• **What to work on**: Return every record below exactly as written, omitting any pictures.

• **Provided entries**:
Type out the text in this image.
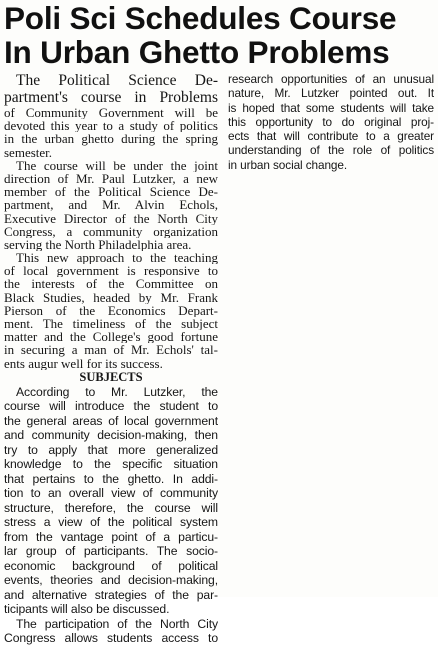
Poli Sci Schedules Course
In Urban Ghetto Problems
The Political Science De-
partment's course in Problems
of Community Government will be
devoted this year to a study of politics
in the urban ghetto during the spring
semester.
The course will be under the joint
direction of Mr. Paul Lutzker, a new
member of the Political Science De-
partment, and Mr. Alvin Echols,
Executive Director of the North City
Congress, a community organization
serving the North Philadelphia area.
This new approach to the teaching
of local government is responsive to
the interests of the Committee on
Black Studies, headed by Mr. Frank
Pierson of the Economics Depart-
ment. The timeliness of the subject
matter and the College's good fortune
in securing a man of Mr. Echols' tal-
ents augur well for its success.
SUBJECTS
According to Mr. Lutzker, the
course will introduce the student to
the general areas of local government
and community decision-making, then
try to apply that more generalized
knowledge to the specific situation
that pertains to the ghetto. In addi-
tion to an overall view of community
structure, therefore, the course will
stress a view of the political system
from the vantage point of a particu-
lar group of participants. The socio-
economic background of political
events, theories and decision-making,
and alternative strategies of the par-
ticipants will also be discussed.
The participation of the North City
Congress allows students access to
research opportunities of an unusual
nature, Mr. Lutzker pointed out. It
is hoped that some students will take
this opportunity to do original proj-
ects that will contribute to a greater
understanding of the role of politics
in urban social change.
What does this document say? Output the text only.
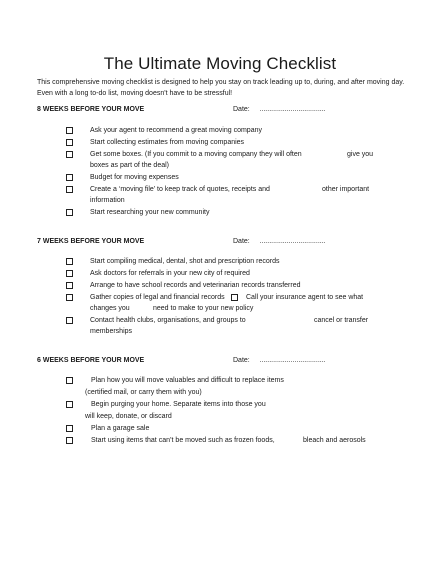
The Ultimate Moving Checklist
This comprehensive moving checklist is designed to help you stay on track leading up to, during, and after moving day. Even with a long to-do list, moving doesn't have to be stressful!
8 WEEKS BEFORE YOUR MOVE	Date: ..................................
Ask your agent to recommend a great moving company
Start collecting estimates from moving companies
Get some boxes. (If you commit to a moving company they will often	give you
boxes as part of the deal)
Budget for moving expenses
Create a ‘moving file’ to keep track of quotes, receipts and	other important
information
Start researching your new community
7 WEEKS BEFORE YOUR MOVE	Date: ..................................
Start compiling medical, dental, shot and prescription records
Ask doctors for referrals in your new city of required
Arrange to have school records and veterinarian records transferred
Gather copies of legal and financial records	Call your insurance agent to see what
changes you	need to make to your new policy
Contact health clubs, organisations, and groups to	cancel or transfer
memberships
6 WEEKS BEFORE YOUR MOVE	Date: ..................................
Plan how you will move valuables and difficult to replace items
(certified mail, or carry them with you)
Begin purging your home. Separate items into those you
will keep, donate, or discard
Plan a garage sale
Start using items that can’t be moved such as frozen foods,	bleach and aerosols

• **Task output**:
Type out the text in this image.
Poli Sci Schedules Course
In Urban Ghetto Problems
The Political Science De-
partment's course in Problems
of Community Government will be
devoted this year to a study of politics
in the urban ghetto during the spring
semester.
The course will be under the joint
direction of Mr. Paul Lutzker, a new
member of the Political Science De-
partment, and Mr. Alvin Echols,
Executive Director of the North City
Congress, a community organization
serving the North Philadelphia area.
This new approach to the teaching
of local government is responsive to
the interests of the Committee on
Black Studies, headed by Mr. Frank
Pierson of the Economics Depart-
ment. The timeliness of the subject
matter and the College's good fortune
in securing a man of Mr. Echols' tal-
ents augur well for its success.
SUBJECTS
According to Mr. Lutzker, the
course will introduce the student to
the general areas of local government
and community decision-making, then
try to apply that more generalized
knowledge to the specific situation
that pertains to the ghetto. In addi-
tion to an overall view of community
structure, therefore, the course will
stress a view of the political system
from the vantage point of a particu-
lar group of participants. The socio-
economic background of political
events, theories and decision-making,
and alternative strategies of the par-
ticipants will also be discussed.
The participation of the North City
Congress allows students access to
research opportunities of an unusual
nature, Mr. Lutzker pointed out. It
is hoped that some students will take
this opportunity to do original proj-
ects that will contribute to a greater
understanding of the role of politics
in urban social change.
What does this document say? Output the text only.
The Ultimate Moving Checklist
This comprehensive moving checklist is designed to help you stay on track leading up to, during, and after moving day. Even with a long to-do list, moving doesn't have to be stressful!
8 WEEKS BEFORE YOUR MOVE	Date: ..................................
Ask your agent to recommend a great moving company
Start collecting estimates from moving companies
Get some boxes. (If you commit to a moving company they will often	give you
boxes as part of the deal)
Budget for moving expenses
Create a ‘moving file’ to keep track of quotes, receipts and	other important
information
Start researching your new community
7 WEEKS BEFORE YOUR MOVE	Date: ..................................
Start compiling medical, dental, shot and prescription records
Ask doctors for referrals in your new city of required
Arrange to have school records and veterinarian records transferred
Gather copies of legal and financial records	Call your insurance agent to see what
changes you	need to make to your new policy
Contact health clubs, organisations, and groups to	cancel or transfer
memberships
6 WEEKS BEFORE YOUR MOVE	Date: ..................................
Plan how you will move valuables and difficult to replace items
(certified mail, or carry them with you)
Begin purging your home. Separate items into those you
will keep, donate, or discard
Plan a garage sale
Start using items that can’t be moved such as frozen foods,	bleach and aerosols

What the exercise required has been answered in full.